DESCRIPTION OF THE TASK =
Each record below is to be copied word for word, with pictures removed.

(Rows from a figure dataset)
:::::

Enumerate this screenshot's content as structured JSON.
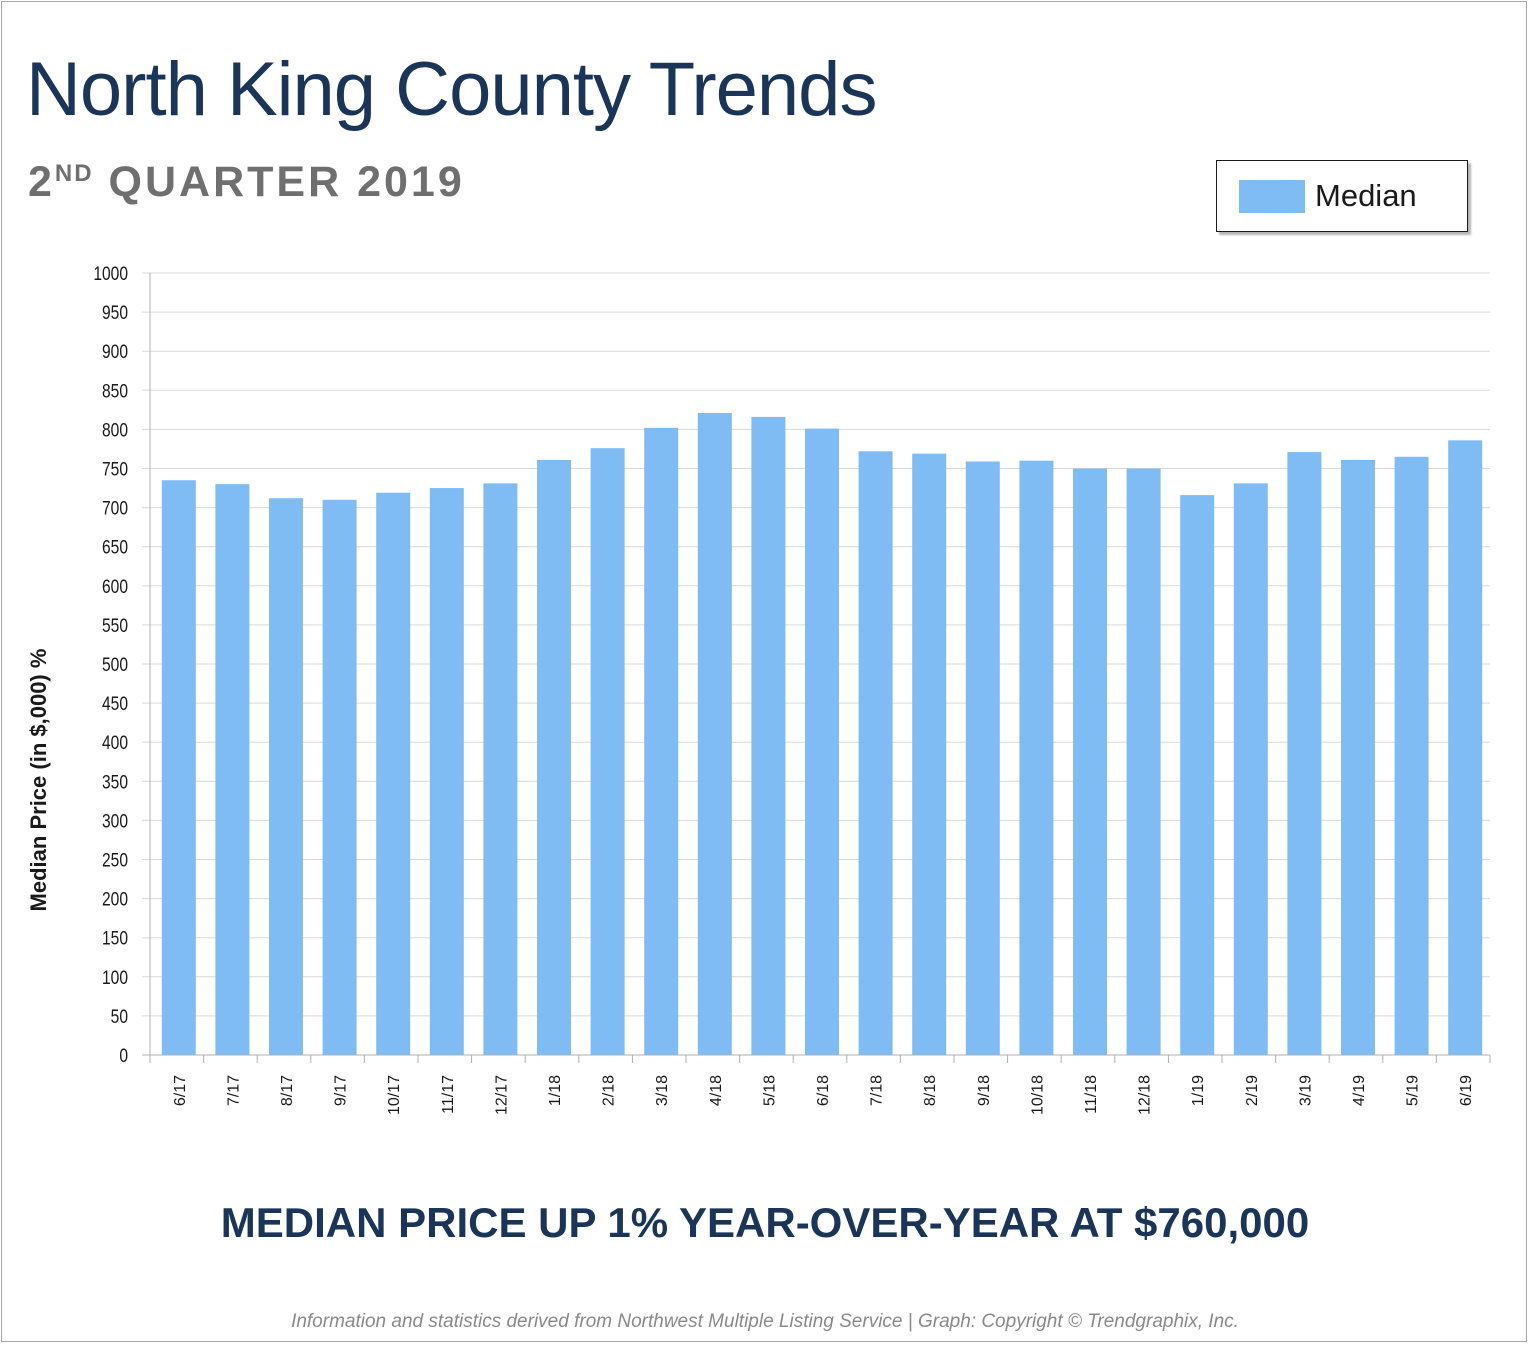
{
  "header": {
    "title": "North King County Trends",
    "subtitle_ordinal": "2",
    "subtitle_suffix": "ND",
    "subtitle_rest": "QUARTER 2019"
  },
  "legend": {
    "label": "Median",
    "color": "#7ebcf3"
  },
  "headline": "MEDIAN PRICE UP 1% YEAR-OVER-YEAR AT $760,000",
  "footer": "Information and statistics derived from Northwest Multiple Listing Service  |  Graph: Copyright © Trendgraphix, Inc.",
  "colors": {
    "bar": "#7ebcf3",
    "title": "#1a3557",
    "subtitle": "#6f6f6f",
    "gridline": "#d9d9d9"
  },
  "chart_data": {
    "type": "bar",
    "ylabel": "Median Price (in $,000) %",
    "xlabel": "",
    "ylim": [
      0,
      1000
    ],
    "yticks": [
      0,
      50,
      100,
      150,
      200,
      250,
      300,
      350,
      400,
      450,
      500,
      550,
      600,
      650,
      700,
      750,
      800,
      850,
      900,
      950,
      1000
    ],
    "grid": true,
    "legend_position": "top-right",
    "categories": [
      "6/17",
      "7/17",
      "8/17",
      "9/17",
      "10/17",
      "11/17",
      "12/17",
      "1/18",
      "2/18",
      "3/18",
      "4/18",
      "5/18",
      "6/18",
      "7/18",
      "8/18",
      "9/18",
      "10/18",
      "11/18",
      "12/18",
      "1/19",
      "2/19",
      "3/19",
      "4/19",
      "5/19",
      "6/19"
    ],
    "series": [
      {
        "name": "Median",
        "values": [
          735,
          730,
          712,
          710,
          719,
          725,
          731,
          761,
          776,
          802,
          821,
          816,
          801,
          772,
          769,
          759,
          760,
          750,
          750,
          716,
          731,
          771,
          761,
          765,
          786
        ]
      }
    ]
  }
}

:::::

TASK RESULT =
Enumerate this screenshot's content as structured JSON.
{
  "header": {
    "title": "North King County Trends",
    "subtitle_ordinal": "2",
    "subtitle_suffix": "ND",
    "subtitle_rest": "QUARTER 2019"
  },
  "legend": {
    "label": "Median",
    "color": "#7ebcf3"
  },
  "headline": "MEDIAN PRICE UP 1% YEAR-OVER-YEAR AT $760,000",
  "footer": "Information and statistics derived from Northwest Multiple Listing Service  |  Graph: Copyright © Trendgraphix, Inc.",
  "colors": {
    "bar": "#7ebcf3",
    "title": "#1a3557",
    "subtitle": "#6f6f6f",
    "gridline": "#d9d9d9"
  },
  "chart_data": {
    "type": "bar",
    "ylabel": "Median Price (in $,000) %",
    "xlabel": "",
    "ylim": [
      0,
      1000
    ],
    "yticks": [
      0,
      50,
      100,
      150,
      200,
      250,
      300,
      350,
      400,
      450,
      500,
      550,
      600,
      650,
      700,
      750,
      800,
      850,
      900,
      950,
      1000
    ],
    "grid": true,
    "legend_position": "top-right",
    "categories": [
      "6/17",
      "7/17",
      "8/17",
      "9/17",
      "10/17",
      "11/17",
      "12/17",
      "1/18",
      "2/18",
      "3/18",
      "4/18",
      "5/18",
      "6/18",
      "7/18",
      "8/18",
      "9/18",
      "10/18",
      "11/18",
      "12/18",
      "1/19",
      "2/19",
      "3/19",
      "4/19",
      "5/19",
      "6/19"
    ],
    "series": [
      {
        "name": "Median",
        "values": [
          735,
          730,
          712,
          710,
          719,
          725,
          731,
          761,
          776,
          802,
          821,
          816,
          801,
          772,
          769,
          759,
          760,
          750,
          750,
          716,
          731,
          771,
          761,
          765,
          786
        ]
      }
    ]
  }
}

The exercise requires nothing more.